(begin)

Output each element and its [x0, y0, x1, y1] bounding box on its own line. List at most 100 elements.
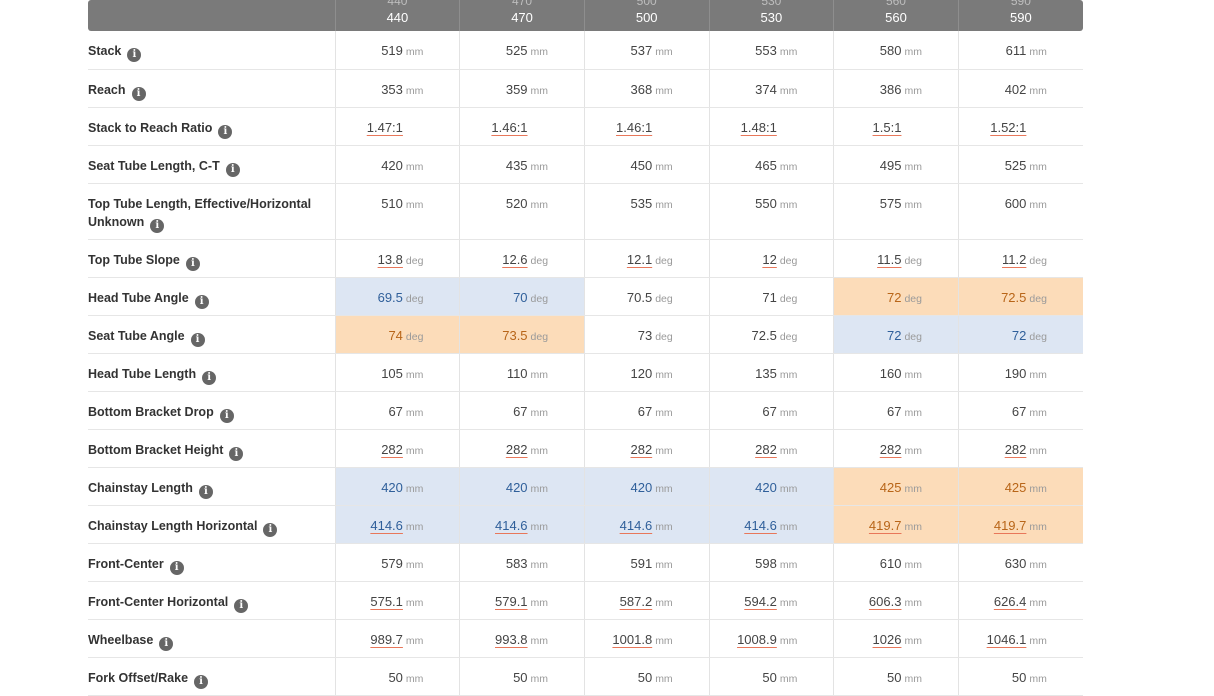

(end)
(begin)

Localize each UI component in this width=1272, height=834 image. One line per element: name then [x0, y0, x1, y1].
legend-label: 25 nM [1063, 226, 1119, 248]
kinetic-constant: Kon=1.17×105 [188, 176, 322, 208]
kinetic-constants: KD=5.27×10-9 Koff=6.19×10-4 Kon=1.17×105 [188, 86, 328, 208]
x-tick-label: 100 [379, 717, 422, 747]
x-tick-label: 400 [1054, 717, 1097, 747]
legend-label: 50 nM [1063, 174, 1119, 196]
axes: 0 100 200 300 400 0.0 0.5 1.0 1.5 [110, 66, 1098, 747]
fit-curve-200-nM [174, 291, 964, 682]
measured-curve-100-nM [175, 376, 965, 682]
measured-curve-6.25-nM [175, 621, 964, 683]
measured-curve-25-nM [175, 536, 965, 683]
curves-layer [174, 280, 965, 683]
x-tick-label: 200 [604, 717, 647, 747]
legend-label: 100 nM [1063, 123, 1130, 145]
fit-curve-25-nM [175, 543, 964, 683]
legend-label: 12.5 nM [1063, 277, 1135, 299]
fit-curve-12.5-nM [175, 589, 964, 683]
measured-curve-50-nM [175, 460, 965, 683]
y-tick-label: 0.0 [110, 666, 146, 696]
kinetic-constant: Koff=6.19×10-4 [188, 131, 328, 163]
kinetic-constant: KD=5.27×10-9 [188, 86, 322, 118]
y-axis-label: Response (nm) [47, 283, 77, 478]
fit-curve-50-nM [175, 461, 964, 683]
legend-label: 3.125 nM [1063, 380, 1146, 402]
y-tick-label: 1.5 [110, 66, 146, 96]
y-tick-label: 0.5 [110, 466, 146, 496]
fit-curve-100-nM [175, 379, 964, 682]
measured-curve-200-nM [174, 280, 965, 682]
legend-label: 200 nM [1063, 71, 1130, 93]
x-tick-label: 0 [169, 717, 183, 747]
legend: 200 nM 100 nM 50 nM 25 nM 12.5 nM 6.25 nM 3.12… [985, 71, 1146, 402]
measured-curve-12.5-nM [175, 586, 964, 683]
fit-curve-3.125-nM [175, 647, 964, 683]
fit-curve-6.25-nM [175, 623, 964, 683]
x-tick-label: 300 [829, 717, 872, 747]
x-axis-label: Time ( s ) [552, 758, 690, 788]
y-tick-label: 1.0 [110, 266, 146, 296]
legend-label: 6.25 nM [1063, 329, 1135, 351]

(end)
(begin)

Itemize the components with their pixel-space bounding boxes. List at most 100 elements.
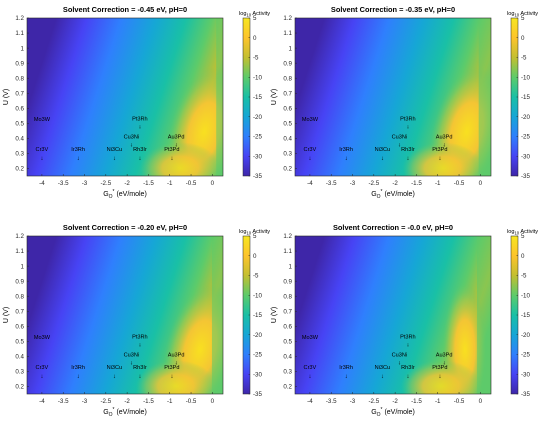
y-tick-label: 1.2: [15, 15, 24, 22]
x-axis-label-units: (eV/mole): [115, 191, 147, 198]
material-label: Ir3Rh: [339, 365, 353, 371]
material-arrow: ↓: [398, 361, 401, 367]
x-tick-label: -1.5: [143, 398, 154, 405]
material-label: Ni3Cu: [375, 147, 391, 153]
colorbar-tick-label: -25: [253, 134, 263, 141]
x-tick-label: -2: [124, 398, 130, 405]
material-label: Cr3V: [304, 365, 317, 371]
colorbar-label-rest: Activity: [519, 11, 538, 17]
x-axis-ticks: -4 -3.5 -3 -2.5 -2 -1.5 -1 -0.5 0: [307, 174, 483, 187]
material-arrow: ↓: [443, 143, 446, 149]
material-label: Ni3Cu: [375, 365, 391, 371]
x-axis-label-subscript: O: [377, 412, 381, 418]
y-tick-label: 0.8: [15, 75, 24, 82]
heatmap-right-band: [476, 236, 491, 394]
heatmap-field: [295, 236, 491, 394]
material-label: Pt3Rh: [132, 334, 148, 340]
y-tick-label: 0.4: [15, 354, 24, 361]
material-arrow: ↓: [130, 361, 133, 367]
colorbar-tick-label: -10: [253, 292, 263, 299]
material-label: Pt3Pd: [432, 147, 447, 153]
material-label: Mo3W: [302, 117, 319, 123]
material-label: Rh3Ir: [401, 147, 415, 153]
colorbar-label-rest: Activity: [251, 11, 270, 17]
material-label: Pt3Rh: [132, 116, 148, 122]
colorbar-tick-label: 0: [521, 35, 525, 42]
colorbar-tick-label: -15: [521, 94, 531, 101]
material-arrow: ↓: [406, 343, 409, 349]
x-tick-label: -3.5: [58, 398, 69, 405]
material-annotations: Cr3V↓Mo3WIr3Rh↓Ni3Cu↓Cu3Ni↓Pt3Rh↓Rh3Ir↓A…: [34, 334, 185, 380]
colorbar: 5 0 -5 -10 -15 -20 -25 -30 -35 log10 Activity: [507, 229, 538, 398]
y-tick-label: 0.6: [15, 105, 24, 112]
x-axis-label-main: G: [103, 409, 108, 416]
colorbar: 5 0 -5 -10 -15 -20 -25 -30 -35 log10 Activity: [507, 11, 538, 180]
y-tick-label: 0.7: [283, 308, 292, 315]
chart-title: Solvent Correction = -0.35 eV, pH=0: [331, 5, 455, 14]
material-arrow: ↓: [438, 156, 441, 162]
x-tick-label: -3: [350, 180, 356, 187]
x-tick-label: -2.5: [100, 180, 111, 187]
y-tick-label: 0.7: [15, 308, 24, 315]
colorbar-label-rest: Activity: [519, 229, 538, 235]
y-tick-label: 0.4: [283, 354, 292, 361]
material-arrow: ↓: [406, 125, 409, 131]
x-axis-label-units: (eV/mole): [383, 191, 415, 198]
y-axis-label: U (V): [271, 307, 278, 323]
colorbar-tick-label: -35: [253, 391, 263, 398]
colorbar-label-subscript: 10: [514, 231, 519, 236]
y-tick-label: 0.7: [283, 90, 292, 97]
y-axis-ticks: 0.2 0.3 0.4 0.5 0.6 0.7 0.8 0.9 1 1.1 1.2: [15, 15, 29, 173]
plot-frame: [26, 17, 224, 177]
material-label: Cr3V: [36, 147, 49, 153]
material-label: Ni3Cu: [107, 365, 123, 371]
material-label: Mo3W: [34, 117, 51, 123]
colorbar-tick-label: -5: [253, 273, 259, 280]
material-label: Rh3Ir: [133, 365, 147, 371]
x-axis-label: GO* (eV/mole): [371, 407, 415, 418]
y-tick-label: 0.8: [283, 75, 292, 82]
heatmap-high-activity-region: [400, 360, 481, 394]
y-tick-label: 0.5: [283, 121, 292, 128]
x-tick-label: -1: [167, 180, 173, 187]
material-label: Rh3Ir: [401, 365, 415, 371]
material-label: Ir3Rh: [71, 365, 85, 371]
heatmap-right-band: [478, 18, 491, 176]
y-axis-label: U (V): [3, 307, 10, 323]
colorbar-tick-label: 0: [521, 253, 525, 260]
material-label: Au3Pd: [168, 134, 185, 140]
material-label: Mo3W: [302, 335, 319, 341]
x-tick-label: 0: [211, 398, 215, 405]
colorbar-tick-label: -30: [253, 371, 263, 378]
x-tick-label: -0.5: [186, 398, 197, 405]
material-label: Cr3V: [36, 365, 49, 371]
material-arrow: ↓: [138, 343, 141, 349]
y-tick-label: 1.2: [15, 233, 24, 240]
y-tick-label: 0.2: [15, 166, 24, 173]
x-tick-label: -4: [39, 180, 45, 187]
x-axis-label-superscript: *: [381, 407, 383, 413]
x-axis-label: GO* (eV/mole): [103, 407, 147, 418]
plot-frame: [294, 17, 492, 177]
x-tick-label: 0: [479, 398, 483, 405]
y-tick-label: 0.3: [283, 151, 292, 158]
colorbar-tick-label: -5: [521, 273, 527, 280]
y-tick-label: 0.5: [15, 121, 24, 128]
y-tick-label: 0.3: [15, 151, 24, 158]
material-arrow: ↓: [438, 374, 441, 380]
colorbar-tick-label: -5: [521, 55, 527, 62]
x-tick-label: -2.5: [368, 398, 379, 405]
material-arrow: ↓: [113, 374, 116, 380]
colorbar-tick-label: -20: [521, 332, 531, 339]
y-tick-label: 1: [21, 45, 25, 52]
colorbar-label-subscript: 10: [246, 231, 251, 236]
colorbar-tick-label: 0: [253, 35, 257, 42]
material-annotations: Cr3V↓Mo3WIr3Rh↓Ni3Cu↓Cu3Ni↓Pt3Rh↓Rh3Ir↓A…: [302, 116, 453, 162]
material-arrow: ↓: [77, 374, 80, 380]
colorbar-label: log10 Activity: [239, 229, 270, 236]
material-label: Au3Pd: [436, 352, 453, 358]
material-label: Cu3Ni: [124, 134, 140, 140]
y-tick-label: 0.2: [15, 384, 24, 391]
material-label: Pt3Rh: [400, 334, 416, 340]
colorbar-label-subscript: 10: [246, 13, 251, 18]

(end)

Exercise objective: Update the items between the line containing "Itemize the components" and the line containing "x-axis-label-units: (eV/mole): [383, 191, 415, 198]", inclusive, replacing "material-arrow" with "direction-arrow" and leaving everything else unchanged. Leave the pictures out of the answer.

Correct answer:
Itemize the components with their pixel-space bounding boxes. List at most 100 elements.
y-tick-label: 1.2: [15, 15, 24, 22]
x-axis-label-units: (eV/mole): [115, 191, 147, 198]
material-label: Ir3Rh: [339, 365, 353, 371]
direction-arrow: ↓: [398, 361, 401, 367]
x-tick-label: -1.5: [143, 398, 154, 405]
material-label: Ni3Cu: [375, 147, 391, 153]
colorbar-tick-label: -25: [253, 134, 263, 141]
x-tick-label: -2: [124, 398, 130, 405]
material-label: Cr3V: [304, 365, 317, 371]
colorbar-label-rest: Activity: [519, 11, 538, 17]
x-axis-ticks: -4 -3.5 -3 -2.5 -2 -1.5 -1 -0.5 0: [307, 174, 483, 187]
direction-arrow: ↓: [443, 143, 446, 149]
material-label: Ni3Cu: [375, 365, 391, 371]
x-axis-label-subscript: O: [377, 412, 381, 418]
y-tick-label: 0.8: [15, 75, 24, 82]
heatmap-right-band: [476, 236, 491, 394]
heatmap-field: [295, 236, 491, 394]
material-label: Pt3Rh: [132, 334, 148, 340]
y-tick-label: 0.4: [15, 354, 24, 361]
direction-arrow: ↓: [130, 361, 133, 367]
colorbar-tick-label: -10: [253, 292, 263, 299]
material-label: Pt3Pd: [432, 147, 447, 153]
material-label: Mo3W: [302, 117, 319, 123]
material-label: Rh3Ir: [401, 147, 415, 153]
colorbar-label-rest: Activity: [251, 11, 270, 17]
material-label: Pt3Rh: [132, 116, 148, 122]
colorbar-tick-label: 0: [521, 35, 525, 42]
colorbar-tick-label: -15: [521, 94, 531, 101]
direction-arrow: ↓: [406, 343, 409, 349]
x-tick-label: -3.5: [58, 398, 69, 405]
material-annotations: Cr3V↓Mo3WIr3Rh↓Ni3Cu↓Cu3Ni↓Pt3Rh↓Rh3Ir↓A…: [34, 334, 185, 380]
colorbar: 5 0 -5 -10 -15 -20 -25 -30 -35 log10 Activity: [507, 229, 538, 398]
y-tick-label: 0.6: [15, 105, 24, 112]
x-axis-label-main: G: [103, 409, 108, 416]
colorbar: 5 0 -5 -10 -15 -20 -25 -30 -35 log10 Activity: [507, 11, 538, 180]
y-tick-label: 0.7: [283, 308, 292, 315]
chart-title: Solvent Correction = -0.35 eV, pH=0: [331, 5, 455, 14]
direction-arrow: ↓: [438, 156, 441, 162]
x-tick-label: -3: [350, 180, 356, 187]
x-tick-label: -2.5: [100, 180, 111, 187]
y-tick-label: 0.7: [15, 308, 24, 315]
colorbar-label-rest: Activity: [519, 229, 538, 235]
y-tick-label: 0.4: [283, 354, 292, 361]
direction-arrow: ↓: [406, 125, 409, 131]
x-axis-label-units: (eV/mole): [383, 191, 415, 198]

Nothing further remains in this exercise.